Write the next part of the passage on missing race and ethnicity data in the U.S. overdose epidemic, starting right after its final sentence.

[Source document]
———

Unfortunately, data by race and ethnicity in a number of administrative data sources is either lacking or missing. Furthermore, this data is delayed, which prevents rapid responses to the crisis for all communities.

Access to the race/ethnicity data of those affected by the overdose epidemic is key to policy planning and intervention decision-making. Unfortunately, such data is not routinely collected by many administrative data sources and community health care clinics and agencies.

Further, the term “opioid epidemic” no longer fully captures the complexity of the U.S. crisis. The “overdose epidemic” is more apt, since, as in the introductory account I noted, multiple drugs are often involved in overdose deaths. Most of the 104,034 drug fatalities in 2021 involved illicitly manufactured fentanyl, a synthetic opioid.

I have studied substance use for over 25 years and am a principal investigator on the HEALing Communities Study in New York to reduce overdose fatalities. In the new face of this crisis, delivery of timely data and collection of data on race/ethnicity are critical to a rapid and equitable response to this growing epidemic, as are community-led responses.

Absence of data by race/ethnicity limits access

Data on race/ethnicity is lacking throughout health systems in the U.S. This absence directly harms communities of color by limiting their access to needed drug treatment and other services. In our HEALing Communities Study we learned that data on race/ethnicity is missing from symptoms presenting in emergency departments, emergency medical services, hospital inpatient records, emergency department discharge and certain prescription data.

———

[Supplied entries]
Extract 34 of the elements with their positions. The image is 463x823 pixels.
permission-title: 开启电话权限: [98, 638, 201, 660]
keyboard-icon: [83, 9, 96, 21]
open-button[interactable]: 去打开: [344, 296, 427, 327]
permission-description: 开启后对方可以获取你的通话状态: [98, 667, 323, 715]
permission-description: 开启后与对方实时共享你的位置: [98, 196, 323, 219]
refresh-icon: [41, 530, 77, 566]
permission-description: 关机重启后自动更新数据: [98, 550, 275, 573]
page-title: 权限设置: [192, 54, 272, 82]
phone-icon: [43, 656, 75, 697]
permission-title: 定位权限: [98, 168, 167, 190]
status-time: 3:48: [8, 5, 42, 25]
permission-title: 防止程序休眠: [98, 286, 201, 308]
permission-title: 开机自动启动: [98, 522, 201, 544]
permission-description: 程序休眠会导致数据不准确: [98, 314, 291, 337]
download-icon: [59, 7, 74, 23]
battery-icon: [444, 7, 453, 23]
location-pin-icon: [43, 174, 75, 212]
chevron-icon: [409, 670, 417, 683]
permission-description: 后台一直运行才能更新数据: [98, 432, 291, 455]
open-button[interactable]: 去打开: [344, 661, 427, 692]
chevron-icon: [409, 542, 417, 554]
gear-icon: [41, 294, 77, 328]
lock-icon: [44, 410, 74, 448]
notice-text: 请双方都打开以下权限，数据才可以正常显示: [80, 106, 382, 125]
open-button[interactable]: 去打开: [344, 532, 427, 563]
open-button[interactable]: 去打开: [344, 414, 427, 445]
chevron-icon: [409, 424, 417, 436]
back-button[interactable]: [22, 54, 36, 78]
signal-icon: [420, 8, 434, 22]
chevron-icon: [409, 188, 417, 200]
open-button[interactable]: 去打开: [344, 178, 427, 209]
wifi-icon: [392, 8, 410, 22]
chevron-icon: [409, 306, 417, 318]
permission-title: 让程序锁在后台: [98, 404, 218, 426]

———

[Expected answer]
Many community-based programs, health clinics and harm-reduction programs do not collect data by race/ethnicity on the number of individuals receiving services, treatment or naloxone kits. Often such organizations lack resources, training and access to technical assistance to collect this data.

The absence of data on race/ethnicity exacerbates the overdose death crisis in already-overburdened communities of color that are also facing structural racism, lack of access to health care, discrimination and stigma.

Data delays are deadly   

States and departments of health rapidly developed surveillance systems and various dashboards to fast-track and share data on COVID-19 by all demographic characteristics including race, age and ethnicity; we need the same for the drug overdose crisis.

The delay of fatal overdose data blinds us from seeing high-risk populations. Reporting data on overdose deaths often lags by a year or more, prohibiting a meaningful data-driven response to address the overdose crisis.

Data on drug fatalities mainly relies on investigations from law enforcement and medical examiners, and toxicology results. Both are needed to complete death certificates, yet may take over a year to receive. This delay prevents timely action.   

Rapid data on overdose deaths is needed to understand the changing crisis and to inform data-driven decisions on care, including medication for opioid use disorder, naloxone and harm-reduction services. Timely data would help communities guide their public health response.

Funding and infrastructure are needed to ensure data collection is possible

Opioid litigation settlement funding from drug companies should be used to fund data improvements, including infrastructure and technology for the offices of medical examiners/coroners and toxicology labs to process the data more quickly, educate staff on data collection and streamline clearance processes. 

Policymakers must seek solutions to collect demographic data within the national effort to create all-payer claims databases. Essentially, health insurance payers would not be paid unless they input demographic data. This would incentivize insurance companies to fund solutions and address reluctance due to racism in the health care system, negating the excuse, “I’m too busy to track demographic data.”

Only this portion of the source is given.